-------- Data provided
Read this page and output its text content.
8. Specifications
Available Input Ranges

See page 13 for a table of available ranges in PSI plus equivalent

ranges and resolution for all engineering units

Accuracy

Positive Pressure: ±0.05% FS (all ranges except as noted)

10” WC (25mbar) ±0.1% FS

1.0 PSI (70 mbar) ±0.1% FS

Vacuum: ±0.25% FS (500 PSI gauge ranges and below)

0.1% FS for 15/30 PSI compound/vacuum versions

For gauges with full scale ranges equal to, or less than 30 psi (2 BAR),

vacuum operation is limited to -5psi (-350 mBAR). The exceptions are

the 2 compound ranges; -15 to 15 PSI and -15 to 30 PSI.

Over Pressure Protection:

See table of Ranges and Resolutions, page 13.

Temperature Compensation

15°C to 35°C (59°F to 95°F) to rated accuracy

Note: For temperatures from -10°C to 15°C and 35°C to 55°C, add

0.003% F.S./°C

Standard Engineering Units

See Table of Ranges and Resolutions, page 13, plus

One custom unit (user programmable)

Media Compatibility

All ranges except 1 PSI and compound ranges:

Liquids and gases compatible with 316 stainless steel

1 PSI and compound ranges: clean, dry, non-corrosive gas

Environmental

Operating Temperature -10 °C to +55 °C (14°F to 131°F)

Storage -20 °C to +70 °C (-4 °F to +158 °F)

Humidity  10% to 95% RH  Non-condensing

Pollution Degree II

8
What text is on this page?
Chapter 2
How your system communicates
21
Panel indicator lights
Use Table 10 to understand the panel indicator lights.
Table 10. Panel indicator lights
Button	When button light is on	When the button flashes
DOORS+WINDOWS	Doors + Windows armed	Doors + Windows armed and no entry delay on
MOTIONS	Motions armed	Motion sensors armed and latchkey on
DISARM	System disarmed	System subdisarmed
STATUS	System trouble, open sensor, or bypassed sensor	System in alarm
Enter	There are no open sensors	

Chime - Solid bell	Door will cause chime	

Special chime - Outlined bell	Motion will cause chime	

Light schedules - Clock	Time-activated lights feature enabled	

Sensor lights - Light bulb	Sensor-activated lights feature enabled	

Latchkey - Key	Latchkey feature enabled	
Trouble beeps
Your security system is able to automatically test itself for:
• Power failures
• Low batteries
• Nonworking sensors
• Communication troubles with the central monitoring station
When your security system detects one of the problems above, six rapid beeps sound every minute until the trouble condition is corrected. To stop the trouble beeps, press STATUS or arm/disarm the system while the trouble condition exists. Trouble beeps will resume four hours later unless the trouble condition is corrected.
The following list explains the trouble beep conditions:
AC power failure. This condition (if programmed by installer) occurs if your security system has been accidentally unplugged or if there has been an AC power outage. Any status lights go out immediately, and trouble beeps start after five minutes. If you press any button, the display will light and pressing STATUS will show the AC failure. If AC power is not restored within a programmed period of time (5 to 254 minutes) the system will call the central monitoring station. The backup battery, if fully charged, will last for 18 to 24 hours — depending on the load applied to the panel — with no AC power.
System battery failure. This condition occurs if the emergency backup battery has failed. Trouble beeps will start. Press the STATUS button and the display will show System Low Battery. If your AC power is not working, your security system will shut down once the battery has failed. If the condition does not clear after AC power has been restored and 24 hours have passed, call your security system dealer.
----------------
* [Given problem]: Transcribe every entry exactly, omitting nothing.

* [Response to the exercise]:
Read this page and output its text content.
8. Specifications
Available Input Ranges

See page 13 for a table of available ranges in PSI plus equivalent

ranges and resolution for all engineering units

Accuracy

Positive Pressure: ±0.05% FS (all ranges except as noted)

10” WC (25mbar) ±0.1% FS

1.0 PSI (70 mbar) ±0.1% FS

Vacuum: ±0.25% FS (500 PSI gauge ranges and below)

0.1% FS for 15/30 PSI compound/vacuum versions

For gauges with full scale ranges equal to, or less than 30 psi (2 BAR),

vacuum operation is limited to -5psi (-350 mBAR). The exceptions are

the 2 compound ranges; -15 to 15 PSI and -15 to 30 PSI.

Over Pressure Protection:

See table of Ranges and Resolutions, page 13.

Temperature Compensation

15°C to 35°C (59°F to 95°F) to rated accuracy

Note: For temperatures from -10°C to 15°C and 35°C to 55°C, add

0.003% F.S./°C

Standard Engineering Units

See Table of Ranges and Resolutions, page 13, plus

One custom unit (user programmable)

Media Compatibility

All ranges except 1 PSI and compound ranges:

Liquids and gases compatible with 316 stainless steel

1 PSI and compound ranges: clean, dry, non-corrosive gas

Environmental

Operating Temperature -10 °C to +55 °C (14°F to 131°F)

Storage -20 °C to +70 °C (-4 °F to +158 °F)

Humidity  10% to 95% RH  Non-condensing

Pollution Degree II

8
What text is on this page?
Chapter 2
How your system communicates
21
Panel indicator lights
Use Table 10 to understand the panel indicator lights.
Table 10. Panel indicator lights
Button	When button light is on	When the button flashes
DOORS+WINDOWS	Doors + Windows armed	Doors + Windows armed and no entry delay on
MOTIONS	Motions armed	Motion sensors armed and latchkey on
DISARM	System disarmed	System subdisarmed
STATUS	System trouble, open sensor, or bypassed sensor	System in alarm
Enter	There are no open sensors	

Chime - Solid bell	Door will cause chime	

Special chime - Outlined bell	Motion will cause chime	

Light schedules - Clock	Time-activated lights feature enabled	

Sensor lights - Light bulb	Sensor-activated lights feature enabled	

Latchkey - Key	Latchkey feature enabled	
Trouble beeps
Your security system is able to automatically test itself for:
• Power failures
• Low batteries
• Nonworking sensors
• Communication troubles with the central monitoring station
When your security system detects one of the problems above, six rapid beeps sound every minute until the trouble condition is corrected. To stop the trouble beeps, press STATUS or arm/disarm the system while the trouble condition exists. Trouble beeps will resume four hours later unless the trouble condition is corrected.
The following list explains the trouble beep conditions:
AC power failure. This condition (if programmed by installer) occurs if your security system has been accidentally unplugged or if there has been an AC power outage. Any status lights go out immediately, and trouble beeps start after five minutes. If you press any button, the display will light and pressing STATUS will show the AC failure. If AC power is not restored within a programmed period of time (5 to 254 minutes) the system will call the central monitoring station. The backup battery, if fully charged, will last for 18 to 24 hours — depending on the load applied to the panel — with no AC power.
System battery failure. This condition occurs if the emergency backup battery has failed. Trouble beeps will start. Press the STATUS button and the display will show System Low Battery. If your AC power is not working, your security system will shut down once the battery has failed. If the condition does not clear after AC power has been restored and 24 hours have passed, call your security system dealer.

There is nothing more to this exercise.